Start Source material
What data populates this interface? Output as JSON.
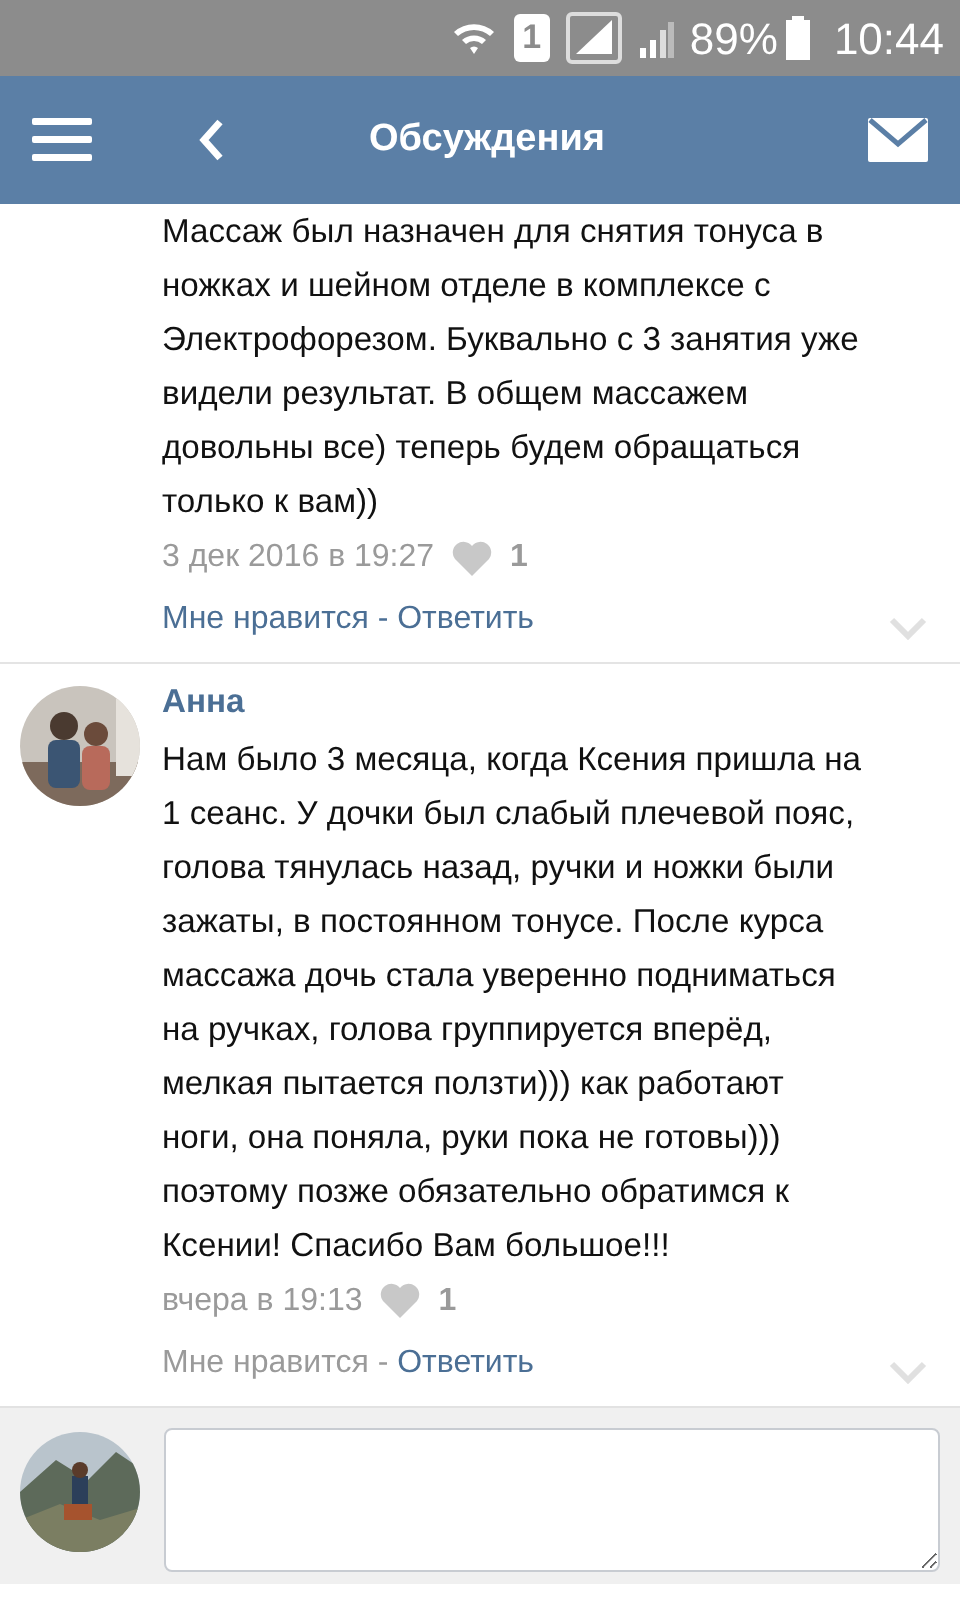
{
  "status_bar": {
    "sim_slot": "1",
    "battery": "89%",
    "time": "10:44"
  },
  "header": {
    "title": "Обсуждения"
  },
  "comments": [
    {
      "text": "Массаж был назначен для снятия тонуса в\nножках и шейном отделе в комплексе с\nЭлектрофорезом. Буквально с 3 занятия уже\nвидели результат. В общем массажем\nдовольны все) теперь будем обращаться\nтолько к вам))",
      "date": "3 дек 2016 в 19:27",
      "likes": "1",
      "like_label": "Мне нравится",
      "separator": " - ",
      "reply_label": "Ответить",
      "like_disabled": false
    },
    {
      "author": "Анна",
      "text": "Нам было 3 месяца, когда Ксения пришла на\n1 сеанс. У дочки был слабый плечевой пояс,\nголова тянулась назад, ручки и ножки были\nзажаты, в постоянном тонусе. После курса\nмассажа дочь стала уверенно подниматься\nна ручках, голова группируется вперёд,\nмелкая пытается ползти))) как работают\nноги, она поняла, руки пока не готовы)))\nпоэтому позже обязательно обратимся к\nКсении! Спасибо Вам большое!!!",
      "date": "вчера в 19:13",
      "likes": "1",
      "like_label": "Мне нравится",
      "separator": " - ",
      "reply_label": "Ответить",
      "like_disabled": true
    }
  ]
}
End Source material
**Task prompt**
Transcribe the material exactly, leaving every picture out.

**Solution**
What data populates this interface? Output as JSON.
{
  "status_bar": {
    "sim_slot": "1",
    "battery": "89%",
    "time": "10:44"
  },
  "header": {
    "title": "Обсуждения"
  },
  "comments": [
    {
      "text": "Массаж был назначен для снятия тонуса в\nножках и шейном отделе в комплексе с\nЭлектрофорезом. Буквально с 3 занятия уже\nвидели результат. В общем массажем\nдовольны все) теперь будем обращаться\nтолько к вам))",
      "date": "3 дек 2016 в 19:27",
      "likes": "1",
      "like_label": "Мне нравится",
      "separator": " - ",
      "reply_label": "Ответить",
      "like_disabled": false
    },
    {
      "author": "Анна",
      "text": "Нам было 3 месяца, когда Ксения пришла на\n1 сеанс. У дочки был слабый плечевой пояс,\nголова тянулась назад, ручки и ножки были\nзажаты, в постоянном тонусе. После курса\nмассажа дочь стала уверенно подниматься\nна ручках, голова группируется вперёд,\nмелкая пытается ползти))) как работают\nноги, она поняла, руки пока не готовы)))\nпоэтому позже обязательно обратимся к\nКсении! Спасибо Вам большое!!!",
      "date": "вчера в 19:13",
      "likes": "1",
      "like_label": "Мне нравится",
      "separator": " - ",
      "reply_label": "Ответить",
      "like_disabled": true
    }
  ]
}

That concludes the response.